• [REQUEST]: In the records below, find each line containing the word "into" and copy it.

• [EXERCISE MATERIAL]:
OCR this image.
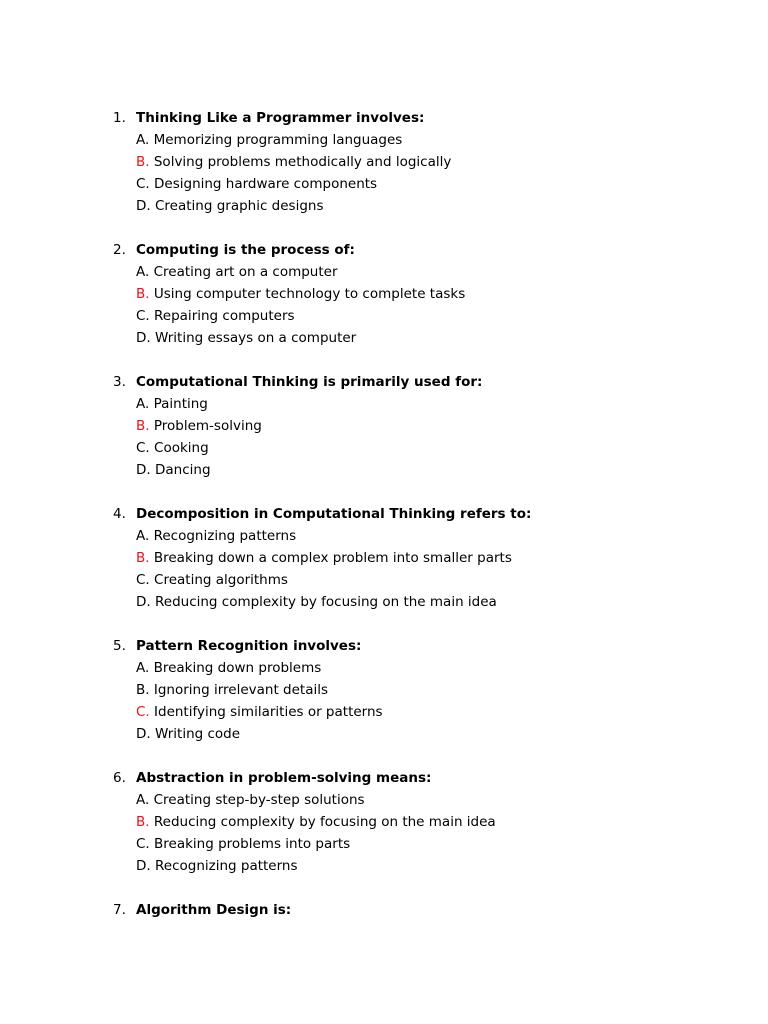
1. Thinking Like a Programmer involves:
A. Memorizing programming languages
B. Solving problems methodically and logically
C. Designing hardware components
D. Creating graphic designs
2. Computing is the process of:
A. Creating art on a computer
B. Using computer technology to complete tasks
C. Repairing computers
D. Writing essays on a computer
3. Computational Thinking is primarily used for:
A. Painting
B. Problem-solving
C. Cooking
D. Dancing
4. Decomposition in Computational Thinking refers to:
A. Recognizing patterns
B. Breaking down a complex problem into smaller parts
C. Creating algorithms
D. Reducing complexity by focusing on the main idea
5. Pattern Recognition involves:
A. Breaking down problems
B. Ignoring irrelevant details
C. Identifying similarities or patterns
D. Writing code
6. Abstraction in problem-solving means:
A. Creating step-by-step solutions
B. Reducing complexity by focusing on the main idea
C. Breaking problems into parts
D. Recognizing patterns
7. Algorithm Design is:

• [WRITTEN RESPONSE]:
B. Breaking down a complex problem into smaller parts
C. Breaking problems into parts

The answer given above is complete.